Exercise: Reproduce the listing verbatim.

##### Given data

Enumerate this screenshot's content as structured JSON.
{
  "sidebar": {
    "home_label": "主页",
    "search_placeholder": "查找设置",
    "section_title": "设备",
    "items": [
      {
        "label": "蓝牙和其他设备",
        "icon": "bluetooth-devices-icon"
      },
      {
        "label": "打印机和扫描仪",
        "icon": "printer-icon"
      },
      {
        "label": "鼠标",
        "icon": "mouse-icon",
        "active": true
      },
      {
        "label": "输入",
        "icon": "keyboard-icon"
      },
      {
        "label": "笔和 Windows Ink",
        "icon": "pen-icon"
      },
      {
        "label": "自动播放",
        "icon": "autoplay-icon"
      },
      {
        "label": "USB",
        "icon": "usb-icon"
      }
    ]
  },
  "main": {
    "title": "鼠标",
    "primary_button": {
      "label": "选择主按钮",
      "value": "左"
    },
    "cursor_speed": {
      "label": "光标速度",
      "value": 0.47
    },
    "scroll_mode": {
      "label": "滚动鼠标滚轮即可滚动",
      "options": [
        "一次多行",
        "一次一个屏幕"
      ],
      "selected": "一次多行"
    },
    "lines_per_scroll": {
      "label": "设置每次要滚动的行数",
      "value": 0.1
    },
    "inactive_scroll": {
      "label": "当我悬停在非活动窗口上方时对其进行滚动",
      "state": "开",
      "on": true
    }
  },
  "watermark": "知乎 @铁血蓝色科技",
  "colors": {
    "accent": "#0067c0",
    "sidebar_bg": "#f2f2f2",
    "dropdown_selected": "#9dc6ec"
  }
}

##########

Correct answer:
Enumerate this screenshot's content as structured JSON.
{
  "sidebar": {
    "home_label": "主页",
    "search_placeholder": "查找设置",
    "section_title": "设备",
    "items": [
      {
        "label": "蓝牙和其他设备",
        "icon": "bluetooth-devices-icon"
      },
      {
        "label": "打印机和扫描仪",
        "icon": "printer-icon"
      },
      {
        "label": "鼠标",
        "icon": "mouse-icon",
        "active": true
      },
      {
        "label": "输入",
        "icon": "keyboard-icon"
      },
      {
        "label": "笔和 Windows Ink",
        "icon": "pen-icon"
      },
      {
        "label": "自动播放",
        "icon": "autoplay-icon"
      },
      {
        "label": "USB",
        "icon": "usb-icon"
      }
    ]
  },
  "main": {
    "title": "鼠标",
    "primary_button": {
      "label": "选择主按钮",
      "value": "左"
    },
    "cursor_speed": {
      "label": "光标速度",
      "value": 0.47
    },
    "scroll_mode": {
      "label": "滚动鼠标滚轮即可滚动",
      "options": [
        "一次多行",
        "一次一个屏幕"
      ],
      "selected": "一次多行"
    },
    "lines_per_scroll": {
      "label": "设置每次要滚动的行数",
      "value": 0.1
    },
    "inactive_scroll": {
      "label": "当我悬停在非活动窗口上方时对其进行滚动",
      "state": "开",
      "on": true
    }
  },
  "watermark": "知乎 @铁血蓝色科技",
  "colors": {
    "accent": "#0067c0",
    "sidebar_bg": "#f2f2f2",
    "dropdown_selected": "#9dc6ec"
  }
}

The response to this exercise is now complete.